YOUR TASK
Give the count of lines in the data that include "screenshot", with no other words.

MATERIAL PROVIDED
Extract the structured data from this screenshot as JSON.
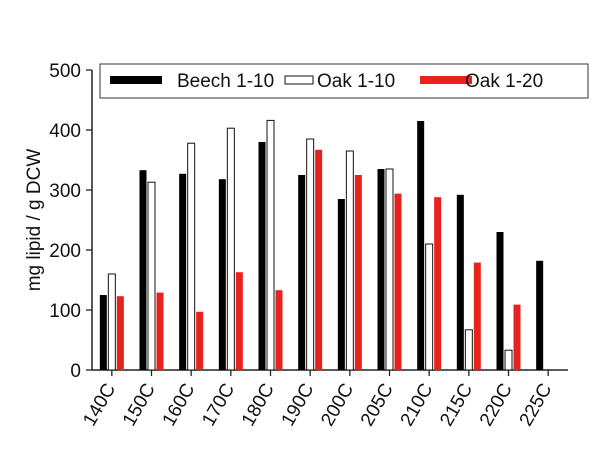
{
  "chart_data": {
    "type": "bar",
    "ylabel": "mg lipid / g  DCW",
    "xlabel": "",
    "ylim": [
      0,
      500
    ],
    "y_ticks": [
      0,
      100,
      200,
      300,
      400,
      500
    ],
    "categories": [
      "140C",
      "150C",
      "160C",
      "170C",
      "180C",
      "190C",
      "200C",
      "205C",
      "210C",
      "215C",
      "220C",
      "225C"
    ],
    "series": [
      {
        "name": "Beech 1-10",
        "color": "#000000",
        "style": "solid",
        "values": [
          125,
          333,
          327,
          318,
          380,
          325,
          285,
          335,
          415,
          292,
          230,
          182
        ]
      },
      {
        "name": "Oak 1-10",
        "color": "#ffffff",
        "style": "outline",
        "values": [
          160,
          313,
          378,
          403,
          416,
          385,
          365,
          335,
          210,
          67,
          33,
          null
        ]
      },
      {
        "name": "Oak 1-20",
        "color": "#e8231e",
        "style": "solid",
        "values": [
          123,
          129,
          97,
          163,
          133,
          367,
          325,
          294,
          288,
          179,
          109,
          null
        ]
      }
    ],
    "legend_position": "top-inside",
    "grid": false
  }
}
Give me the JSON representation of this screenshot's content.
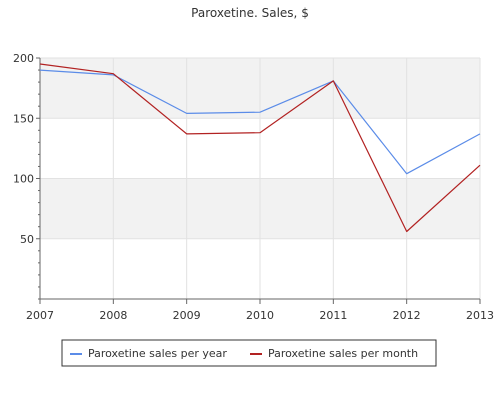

EXPECTED ANSWER
2